__Do this__
Present the following data again exactly as it is shown.

__Records__
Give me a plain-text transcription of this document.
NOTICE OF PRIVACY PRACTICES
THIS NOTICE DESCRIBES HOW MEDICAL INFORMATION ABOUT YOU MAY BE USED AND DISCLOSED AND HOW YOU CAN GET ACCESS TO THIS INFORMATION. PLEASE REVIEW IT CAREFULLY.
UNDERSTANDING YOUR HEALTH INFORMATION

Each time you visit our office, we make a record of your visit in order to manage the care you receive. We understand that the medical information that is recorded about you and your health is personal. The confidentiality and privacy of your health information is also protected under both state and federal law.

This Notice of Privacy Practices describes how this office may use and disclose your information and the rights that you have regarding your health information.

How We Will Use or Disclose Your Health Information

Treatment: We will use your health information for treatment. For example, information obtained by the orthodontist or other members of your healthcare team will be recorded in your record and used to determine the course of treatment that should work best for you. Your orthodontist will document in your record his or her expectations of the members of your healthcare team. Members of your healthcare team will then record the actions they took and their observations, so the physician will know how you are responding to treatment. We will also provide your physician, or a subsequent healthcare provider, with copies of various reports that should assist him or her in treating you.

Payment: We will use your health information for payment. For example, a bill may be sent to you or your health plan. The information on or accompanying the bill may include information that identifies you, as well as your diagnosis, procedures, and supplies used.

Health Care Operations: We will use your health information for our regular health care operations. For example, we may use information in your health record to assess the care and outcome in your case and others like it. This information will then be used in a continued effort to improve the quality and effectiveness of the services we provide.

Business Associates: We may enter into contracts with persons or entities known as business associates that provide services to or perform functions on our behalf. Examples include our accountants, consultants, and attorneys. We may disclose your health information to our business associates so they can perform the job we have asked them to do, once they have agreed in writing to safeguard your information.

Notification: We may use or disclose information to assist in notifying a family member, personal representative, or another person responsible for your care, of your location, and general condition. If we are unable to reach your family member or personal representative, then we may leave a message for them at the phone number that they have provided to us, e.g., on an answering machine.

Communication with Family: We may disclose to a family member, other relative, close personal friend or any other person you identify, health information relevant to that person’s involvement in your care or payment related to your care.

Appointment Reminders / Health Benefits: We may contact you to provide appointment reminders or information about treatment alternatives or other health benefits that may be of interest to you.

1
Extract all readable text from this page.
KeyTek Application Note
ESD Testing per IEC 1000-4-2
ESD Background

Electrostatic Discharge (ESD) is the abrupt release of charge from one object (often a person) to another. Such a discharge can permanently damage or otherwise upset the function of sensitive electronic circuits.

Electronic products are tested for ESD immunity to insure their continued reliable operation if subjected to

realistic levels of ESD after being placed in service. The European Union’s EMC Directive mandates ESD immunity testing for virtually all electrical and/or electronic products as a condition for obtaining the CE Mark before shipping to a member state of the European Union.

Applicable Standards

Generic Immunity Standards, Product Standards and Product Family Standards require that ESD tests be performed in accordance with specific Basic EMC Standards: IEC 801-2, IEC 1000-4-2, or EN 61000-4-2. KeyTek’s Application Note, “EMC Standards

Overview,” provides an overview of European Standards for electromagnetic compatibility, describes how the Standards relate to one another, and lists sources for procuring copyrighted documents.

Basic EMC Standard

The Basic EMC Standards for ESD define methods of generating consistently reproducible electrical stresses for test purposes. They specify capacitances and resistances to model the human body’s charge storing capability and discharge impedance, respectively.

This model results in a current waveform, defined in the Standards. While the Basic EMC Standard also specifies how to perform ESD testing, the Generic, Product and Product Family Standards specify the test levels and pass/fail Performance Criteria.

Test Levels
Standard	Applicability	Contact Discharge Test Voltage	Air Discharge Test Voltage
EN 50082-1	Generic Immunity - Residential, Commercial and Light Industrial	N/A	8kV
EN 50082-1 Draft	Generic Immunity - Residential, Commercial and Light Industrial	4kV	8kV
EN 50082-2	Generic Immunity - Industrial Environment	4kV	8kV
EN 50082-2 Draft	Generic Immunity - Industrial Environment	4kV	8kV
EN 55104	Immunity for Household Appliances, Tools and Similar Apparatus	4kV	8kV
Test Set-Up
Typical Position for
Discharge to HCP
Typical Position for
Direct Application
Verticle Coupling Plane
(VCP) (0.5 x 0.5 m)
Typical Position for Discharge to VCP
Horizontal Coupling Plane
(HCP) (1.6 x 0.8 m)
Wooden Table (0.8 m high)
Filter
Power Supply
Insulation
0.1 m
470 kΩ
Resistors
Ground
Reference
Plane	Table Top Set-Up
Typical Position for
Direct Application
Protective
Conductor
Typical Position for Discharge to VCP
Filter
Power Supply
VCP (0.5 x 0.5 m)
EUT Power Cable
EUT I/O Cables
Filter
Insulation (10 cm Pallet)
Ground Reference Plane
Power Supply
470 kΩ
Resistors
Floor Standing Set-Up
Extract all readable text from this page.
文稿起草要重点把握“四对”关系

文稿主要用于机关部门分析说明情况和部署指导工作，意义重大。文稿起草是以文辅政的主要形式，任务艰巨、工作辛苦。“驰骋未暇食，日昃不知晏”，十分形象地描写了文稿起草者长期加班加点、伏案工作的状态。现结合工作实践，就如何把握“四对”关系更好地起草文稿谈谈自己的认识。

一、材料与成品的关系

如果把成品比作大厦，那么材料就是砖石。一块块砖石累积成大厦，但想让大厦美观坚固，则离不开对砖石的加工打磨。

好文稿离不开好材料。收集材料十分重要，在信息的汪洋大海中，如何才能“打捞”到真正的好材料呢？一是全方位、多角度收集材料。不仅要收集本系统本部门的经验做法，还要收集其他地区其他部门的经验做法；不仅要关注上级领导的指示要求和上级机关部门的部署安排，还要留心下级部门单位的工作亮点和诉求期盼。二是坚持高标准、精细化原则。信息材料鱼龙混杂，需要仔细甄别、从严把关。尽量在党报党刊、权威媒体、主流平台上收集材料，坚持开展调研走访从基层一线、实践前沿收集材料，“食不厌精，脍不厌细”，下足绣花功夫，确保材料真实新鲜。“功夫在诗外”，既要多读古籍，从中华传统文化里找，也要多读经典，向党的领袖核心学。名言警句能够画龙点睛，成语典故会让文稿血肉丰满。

__Task output__
Give me a plain-text transcription of this document.
NOTICE OF PRIVACY PRACTICES
THIS NOTICE DESCRIBES HOW MEDICAL INFORMATION ABOUT YOU MAY BE USED AND DISCLOSED AND HOW YOU CAN GET ACCESS TO THIS INFORMATION. PLEASE REVIEW IT CAREFULLY.
UNDERSTANDING YOUR HEALTH INFORMATION

Each time you visit our office, we make a record of your visit in order to manage the care you receive. We understand that the medical information that is recorded about you and your health is personal. The confidentiality and privacy of your health information is also protected under both state and federal law.

This Notice of Privacy Practices describes how this office may use and disclose your information and the rights that you have regarding your health information.

How We Will Use or Disclose Your Health Information

Treatment: We will use your health information for treatment. For example, information obtained by the orthodontist or other members of your healthcare team will be recorded in your record and used to determine the course of treatment that should work best for you. Your orthodontist will document in your record his or her expectations of the members of your healthcare team. Members of your healthcare team will then record the actions they took and their observations, so the physician will know how you are responding to treatment. We will also provide your physician, or a subsequent healthcare provider, with copies of various reports that should assist him or her in treating you.

Payment: We will use your health information for payment. For example, a bill may be sent to you or your health plan. The information on or accompanying the bill may include information that identifies you, as well as your diagnosis, procedures, and supplies used.

Health Care Operations: We will use your health information for our regular health care operations. For example, we may use information in your health record to assess the care and outcome in your case and others like it. This information will then be used in a continued effort to improve the quality and effectiveness of the services we provide.

Business Associates: We may enter into contracts with persons or entities known as business associates that provide services to or perform functions on our behalf. Examples include our accountants, consultants, and attorneys. We may disclose your health information to our business associates so they can perform the job we have asked them to do, once they have agreed in writing to safeguard your information.

Notification: We may use or disclose information to assist in notifying a family member, personal representative, or another person responsible for your care, of your location, and general condition. If we are unable to reach your family member or personal representative, then we may leave a message for them at the phone number that they have provided to us, e.g., on an answering machine.

Communication with Family: We may disclose to a family member, other relative, close personal friend or any other person you identify, health information relevant to that person’s involvement in your care or payment related to your care.

Appointment Reminders / Health Benefits: We may contact you to provide appointment reminders or information about treatment alternatives or other health benefits that may be of interest to you.

1
Extract all readable text from this page.
KeyTek Application Note
ESD Testing per IEC 1000-4-2
ESD Background

Electrostatic Discharge (ESD) is the abrupt release of charge from one object (often a person) to another. Such a discharge can permanently damage or otherwise upset the function of sensitive electronic circuits.

Electronic products are tested for ESD immunity to insure their continued reliable operation if subjected to

realistic levels of ESD after being placed in service. The European Union’s EMC Directive mandates ESD immunity testing for virtually all electrical and/or electronic products as a condition for obtaining the CE Mark before shipping to a member state of the European Union.

Applicable Standards

Generic Immunity Standards, Product Standards and Product Family Standards require that ESD tests be performed in accordance with specific Basic EMC Standards: IEC 801-2, IEC 1000-4-2, or EN 61000-4-2. KeyTek’s Application Note, “EMC Standards

Overview,” provides an overview of European Standards for electromagnetic compatibility, describes how the Standards relate to one another, and lists sources for procuring copyrighted documents.

Basic EMC Standard

The Basic EMC Standards for ESD define methods of generating consistently reproducible electrical stresses for test purposes. They specify capacitances and resistances to model the human body’s charge storing capability and discharge impedance, respectively.

This model results in a current waveform, defined in the Standards. While the Basic EMC Standard also specifies how to perform ESD testing, the Generic, Product and Product Family Standards specify the test levels and pass/fail Performance Criteria.

Test Levels
Standard	Applicability	Contact Discharge Test Voltage	Air Discharge Test Voltage
EN 50082-1	Generic Immunity - Residential, Commercial and Light Industrial	N/A	8kV
EN 50082-1 Draft	Generic Immunity - Residential, Commercial and Light Industrial	4kV	8kV
EN 50082-2	Generic Immunity - Industrial Environment	4kV	8kV
EN 50082-2 Draft	Generic Immunity - Industrial Environment	4kV	8kV
EN 55104	Immunity for Household Appliances, Tools and Similar Apparatus	4kV	8kV
Test Set-Up
Typical Position for
Discharge to HCP
Typical Position for
Direct Application
Verticle Coupling Plane
(VCP) (0.5 x 0.5 m)
Typical Position for Discharge to VCP
Horizontal Coupling Plane
(HCP) (1.6 x 0.8 m)
Wooden Table (0.8 m high)
Filter
Power Supply
Insulation
0.1 m
470 kΩ
Resistors
Ground
Reference
Plane	Table Top Set-Up
Typical Position for
Direct Application
Protective
Conductor
Typical Position for Discharge to VCP
Filter
Power Supply
VCP (0.5 x 0.5 m)
EUT Power Cable
EUT I/O Cables
Filter
Insulation (10 cm Pallet)
Ground Reference Plane
Power Supply
470 kΩ
Resistors
Floor Standing Set-Up
Extract all readable text from this page.
文稿起草要重点把握“四对”关系

文稿主要用于机关部门分析说明情况和部署指导工作，意义重大。文稿起草是以文辅政的主要形式，任务艰巨、工作辛苦。“驰骋未暇食，日昃不知晏”，十分形象地描写了文稿起草者长期加班加点、伏案工作的状态。现结合工作实践，就如何把握“四对”关系更好地起草文稿谈谈自己的认识。

一、材料与成品的关系

如果把成品比作大厦，那么材料就是砖石。一块块砖石累积成大厦，但想让大厦美观坚固，则离不开对砖石的加工打磨。

好文稿离不开好材料。收集材料十分重要，在信息的汪洋大海中，如何才能“打捞”到真正的好材料呢？一是全方位、多角度收集材料。不仅要收集本系统本部门的经验做法，还要收集其他地区其他部门的经验做法；不仅要关注上级领导的指示要求和上级机关部门的部署安排，还要留心下级部门单位的工作亮点和诉求期盼。二是坚持高标准、精细化原则。信息材料鱼龙混杂，需要仔细甄别、从严把关。尽量在党报党刊、权威媒体、主流平台上收集材料，坚持开展调研走访从基层一线、实践前沿收集材料，“食不厌精，脍不厌细”，下足绣花功夫，确保材料真实新鲜。“功夫在诗外”，既要多读古籍，从中华传统文化里找，也要多读经典，向党的领袖核心学。名言警句能够画龙点睛，成语典故会让文稿血肉丰满。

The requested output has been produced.